Structured figure records:
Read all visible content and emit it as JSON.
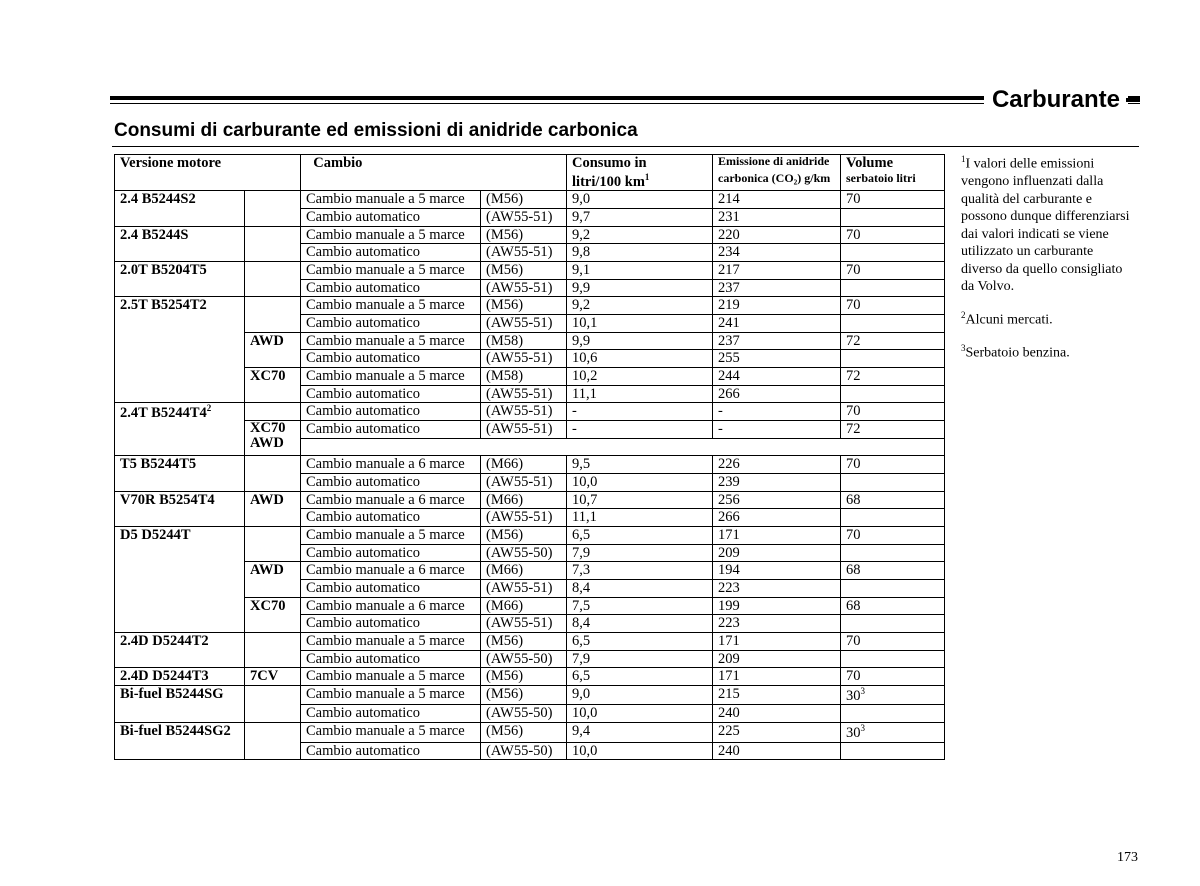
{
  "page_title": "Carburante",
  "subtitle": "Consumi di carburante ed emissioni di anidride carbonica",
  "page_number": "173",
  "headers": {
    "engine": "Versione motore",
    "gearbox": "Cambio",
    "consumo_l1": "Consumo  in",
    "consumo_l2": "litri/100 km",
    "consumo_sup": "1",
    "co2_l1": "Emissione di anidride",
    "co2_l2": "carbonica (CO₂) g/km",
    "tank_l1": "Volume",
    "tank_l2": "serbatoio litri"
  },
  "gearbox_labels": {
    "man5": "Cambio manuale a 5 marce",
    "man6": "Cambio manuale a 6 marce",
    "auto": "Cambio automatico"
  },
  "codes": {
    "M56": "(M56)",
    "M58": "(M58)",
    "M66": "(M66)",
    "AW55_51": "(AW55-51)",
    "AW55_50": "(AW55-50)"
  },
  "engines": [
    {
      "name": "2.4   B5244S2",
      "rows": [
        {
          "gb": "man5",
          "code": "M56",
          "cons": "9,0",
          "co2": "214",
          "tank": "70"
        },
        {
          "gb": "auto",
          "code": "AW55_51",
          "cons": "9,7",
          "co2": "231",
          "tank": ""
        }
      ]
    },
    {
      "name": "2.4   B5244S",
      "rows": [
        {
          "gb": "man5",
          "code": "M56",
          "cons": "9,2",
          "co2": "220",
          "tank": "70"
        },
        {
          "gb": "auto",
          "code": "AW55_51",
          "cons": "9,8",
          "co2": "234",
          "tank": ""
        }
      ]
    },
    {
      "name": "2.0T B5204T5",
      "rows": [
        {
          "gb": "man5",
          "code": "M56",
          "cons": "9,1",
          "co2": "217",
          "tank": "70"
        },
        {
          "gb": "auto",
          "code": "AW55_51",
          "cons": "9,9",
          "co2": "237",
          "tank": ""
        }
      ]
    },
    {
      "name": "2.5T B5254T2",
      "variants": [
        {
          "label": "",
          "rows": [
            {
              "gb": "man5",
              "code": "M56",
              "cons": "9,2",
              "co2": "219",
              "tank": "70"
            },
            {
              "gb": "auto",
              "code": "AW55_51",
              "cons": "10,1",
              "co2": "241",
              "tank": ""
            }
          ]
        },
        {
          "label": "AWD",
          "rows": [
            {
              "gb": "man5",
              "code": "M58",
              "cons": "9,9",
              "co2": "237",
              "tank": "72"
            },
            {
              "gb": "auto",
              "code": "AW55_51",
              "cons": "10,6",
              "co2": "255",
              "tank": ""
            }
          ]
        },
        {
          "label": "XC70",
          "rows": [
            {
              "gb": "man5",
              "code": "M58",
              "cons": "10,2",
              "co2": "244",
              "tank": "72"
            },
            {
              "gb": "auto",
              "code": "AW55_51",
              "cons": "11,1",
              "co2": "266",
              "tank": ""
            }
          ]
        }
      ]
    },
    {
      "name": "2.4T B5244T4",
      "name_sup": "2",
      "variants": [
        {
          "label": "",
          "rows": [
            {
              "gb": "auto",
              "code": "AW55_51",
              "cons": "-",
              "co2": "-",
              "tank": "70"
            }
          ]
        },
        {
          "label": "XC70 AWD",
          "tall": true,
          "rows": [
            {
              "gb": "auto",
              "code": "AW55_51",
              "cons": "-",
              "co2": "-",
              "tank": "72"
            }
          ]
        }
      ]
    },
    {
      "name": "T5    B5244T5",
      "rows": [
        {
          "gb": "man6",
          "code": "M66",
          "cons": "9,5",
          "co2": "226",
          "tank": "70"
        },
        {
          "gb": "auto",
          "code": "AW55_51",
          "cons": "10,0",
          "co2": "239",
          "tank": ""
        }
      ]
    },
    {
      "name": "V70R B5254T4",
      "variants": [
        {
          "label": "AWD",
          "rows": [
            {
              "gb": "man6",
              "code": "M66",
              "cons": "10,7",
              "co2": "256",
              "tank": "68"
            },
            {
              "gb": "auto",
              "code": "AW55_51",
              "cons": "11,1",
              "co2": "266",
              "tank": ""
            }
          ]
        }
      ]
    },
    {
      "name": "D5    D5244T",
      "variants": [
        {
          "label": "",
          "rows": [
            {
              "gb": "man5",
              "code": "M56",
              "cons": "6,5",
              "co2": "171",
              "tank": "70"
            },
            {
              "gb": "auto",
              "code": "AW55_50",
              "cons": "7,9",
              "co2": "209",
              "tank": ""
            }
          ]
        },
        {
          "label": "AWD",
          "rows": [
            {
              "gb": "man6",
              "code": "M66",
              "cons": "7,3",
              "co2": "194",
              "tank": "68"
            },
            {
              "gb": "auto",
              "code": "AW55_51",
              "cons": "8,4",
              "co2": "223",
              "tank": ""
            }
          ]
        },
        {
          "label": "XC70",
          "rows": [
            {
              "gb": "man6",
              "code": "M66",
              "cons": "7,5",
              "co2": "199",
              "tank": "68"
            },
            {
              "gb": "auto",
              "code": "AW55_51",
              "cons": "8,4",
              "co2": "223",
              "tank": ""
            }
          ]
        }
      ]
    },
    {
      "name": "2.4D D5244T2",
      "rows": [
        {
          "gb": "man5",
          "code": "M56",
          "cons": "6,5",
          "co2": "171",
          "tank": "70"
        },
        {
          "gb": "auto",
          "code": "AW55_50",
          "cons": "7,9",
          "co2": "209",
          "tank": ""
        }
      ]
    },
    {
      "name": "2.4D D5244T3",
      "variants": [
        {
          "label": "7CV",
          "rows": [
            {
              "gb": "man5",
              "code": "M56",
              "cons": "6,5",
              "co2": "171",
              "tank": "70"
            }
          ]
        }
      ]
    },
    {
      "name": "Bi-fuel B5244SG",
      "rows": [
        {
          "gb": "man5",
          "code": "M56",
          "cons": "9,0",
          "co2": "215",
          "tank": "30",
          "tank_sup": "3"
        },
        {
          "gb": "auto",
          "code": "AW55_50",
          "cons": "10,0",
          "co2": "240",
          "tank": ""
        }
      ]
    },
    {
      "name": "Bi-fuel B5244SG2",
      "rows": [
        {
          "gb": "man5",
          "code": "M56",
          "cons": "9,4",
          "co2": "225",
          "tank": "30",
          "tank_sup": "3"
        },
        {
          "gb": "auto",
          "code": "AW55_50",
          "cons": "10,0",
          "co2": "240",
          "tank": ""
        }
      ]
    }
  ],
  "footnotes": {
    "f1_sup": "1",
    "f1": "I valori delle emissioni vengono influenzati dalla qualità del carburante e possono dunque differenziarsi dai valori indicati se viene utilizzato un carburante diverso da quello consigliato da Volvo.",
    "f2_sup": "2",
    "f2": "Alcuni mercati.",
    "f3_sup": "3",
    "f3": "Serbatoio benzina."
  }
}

Written problem >> Show, from the material above, each line that includes the string "fuel".

Solution >>
      "name": "Bi-fuel B5244SG",
      "name": "Bi-fuel B5244SG2",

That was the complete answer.